DIRECTIONS FOR THIS TASK >>
Reply with one number only: the count of lines below that contain the word "progress".
··· ITEMS ···
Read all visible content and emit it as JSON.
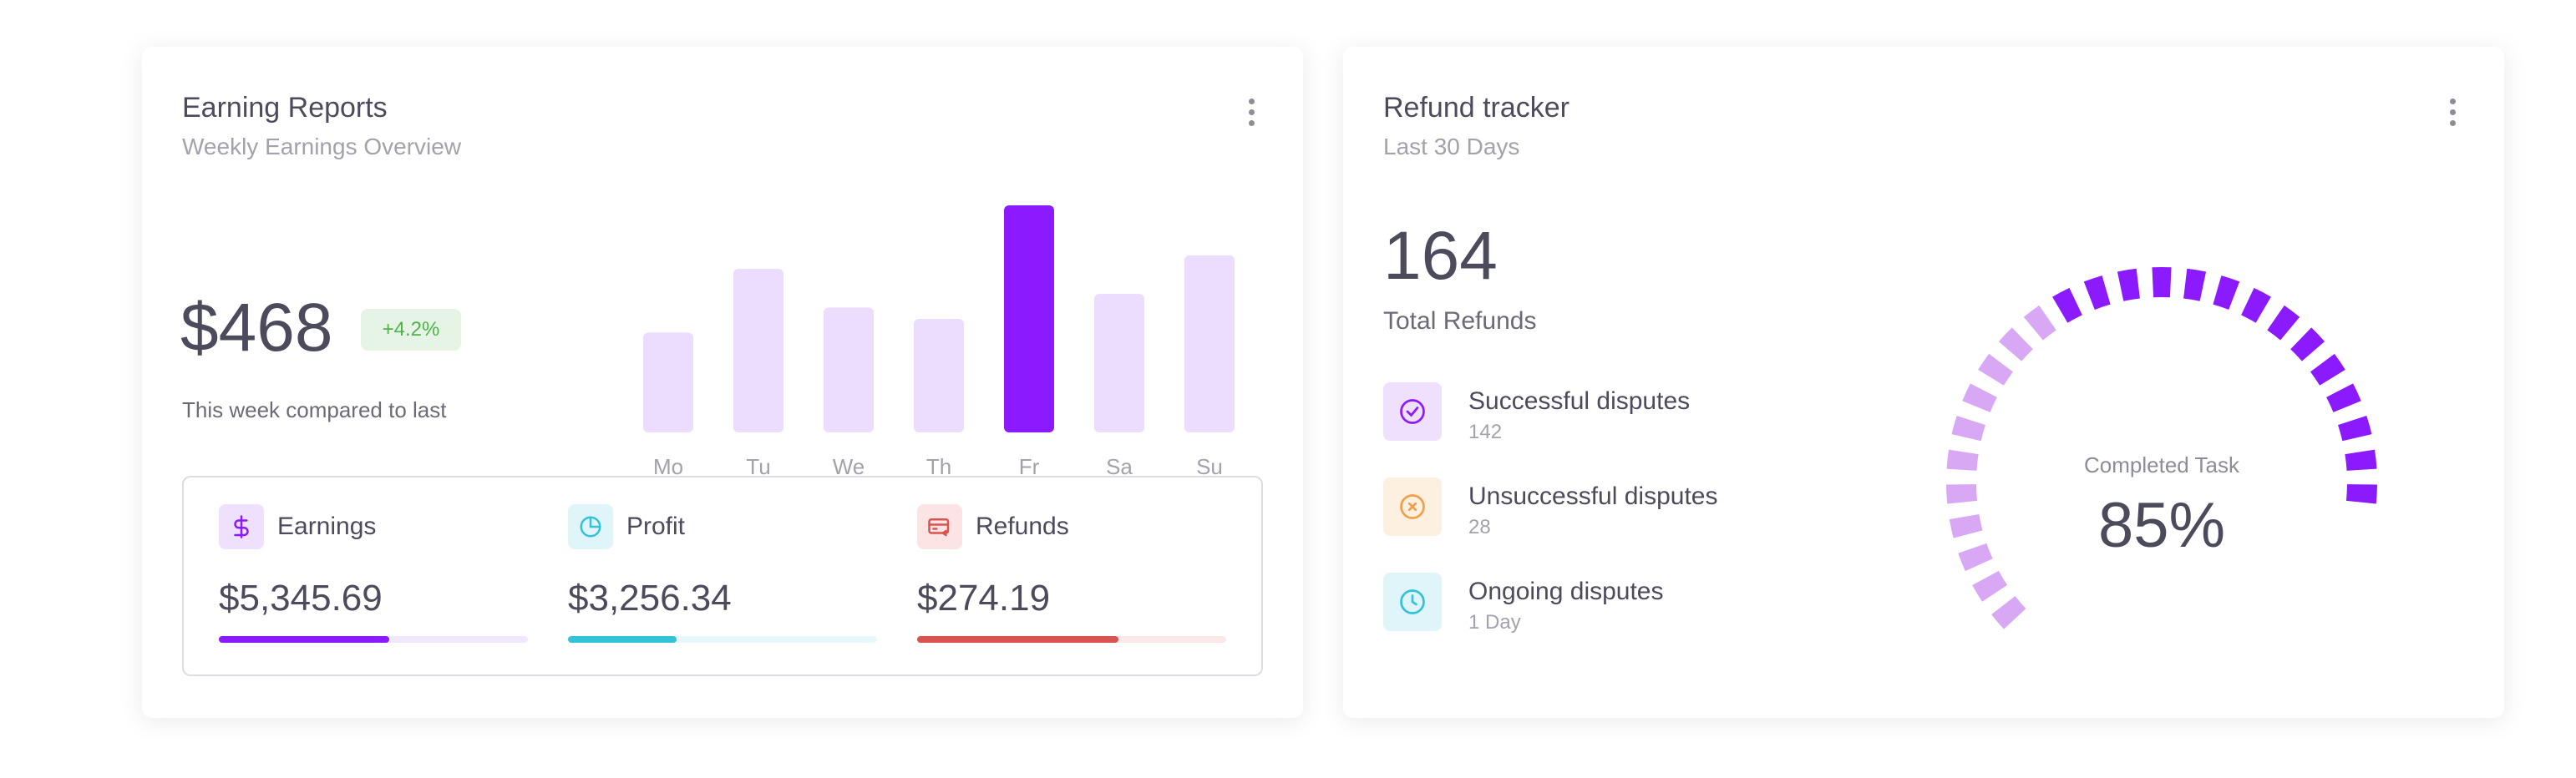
{
  "earning_reports": {
    "title": "Earning Reports",
    "subtitle": "Weekly Earnings Overview",
    "amount": "$468",
    "delta": "+4.2%",
    "compare_text": "This week compared to last",
    "chart_data": {
      "type": "bar",
      "categories": [
        "Mo",
        "Tu",
        "We",
        "Th",
        "Fr",
        "Sa",
        "Su"
      ],
      "values": [
        44,
        72,
        55,
        50,
        100,
        61,
        78
      ],
      "highlight_index": 4,
      "colors": {
        "highlight": "#8c1aff",
        "normal": "#ecdcfd"
      }
    },
    "stats": [
      {
        "icon": "dollar-icon",
        "label": "Earnings",
        "value": "$5,345.69",
        "progress": 0.55,
        "color": "#8c1aff",
        "track": "#f2e8fe",
        "bg": "#efe0fd"
      },
      {
        "icon": "pie-chart-icon",
        "label": "Profit",
        "value": "$3,256.34",
        "progress": 0.35,
        "color": "#33c2d8",
        "track": "#e8f7fa",
        "bg": "#dff5f9"
      },
      {
        "icon": "credit-card-icon",
        "label": "Refunds",
        "value": "$274.19",
        "progress": 0.65,
        "color": "#d9534f",
        "track": "#fbe9e9",
        "bg": "#fbe4e3"
      }
    ]
  },
  "refund_tracker": {
    "title": "Refund tracker",
    "subtitle": "Last 30 Days",
    "total": "164",
    "total_label": "Total Refunds",
    "disputes": [
      {
        "icon": "check-circle-icon",
        "title": "Successful disputes",
        "sub": "142",
        "color": "#8c1aff",
        "bg": "#efe0fd"
      },
      {
        "icon": "x-circle-icon",
        "title": "Unsuccessful disputes",
        "sub": "28",
        "color": "#f0a04b",
        "bg": "#fdf0e0"
      },
      {
        "icon": "clock-icon",
        "title": "Ongoing disputes",
        "sub": "1 Day",
        "color": "#33c2d8",
        "bg": "#dff5f9"
      }
    ],
    "gauge": {
      "label": "Completed Task",
      "value_text": "85%",
      "value": 0.85,
      "colors": {
        "dark": "#8c1aff",
        "light": "#d8a8f5"
      }
    }
  }
}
···
OUTPUT OF THE EXERCISE >>
3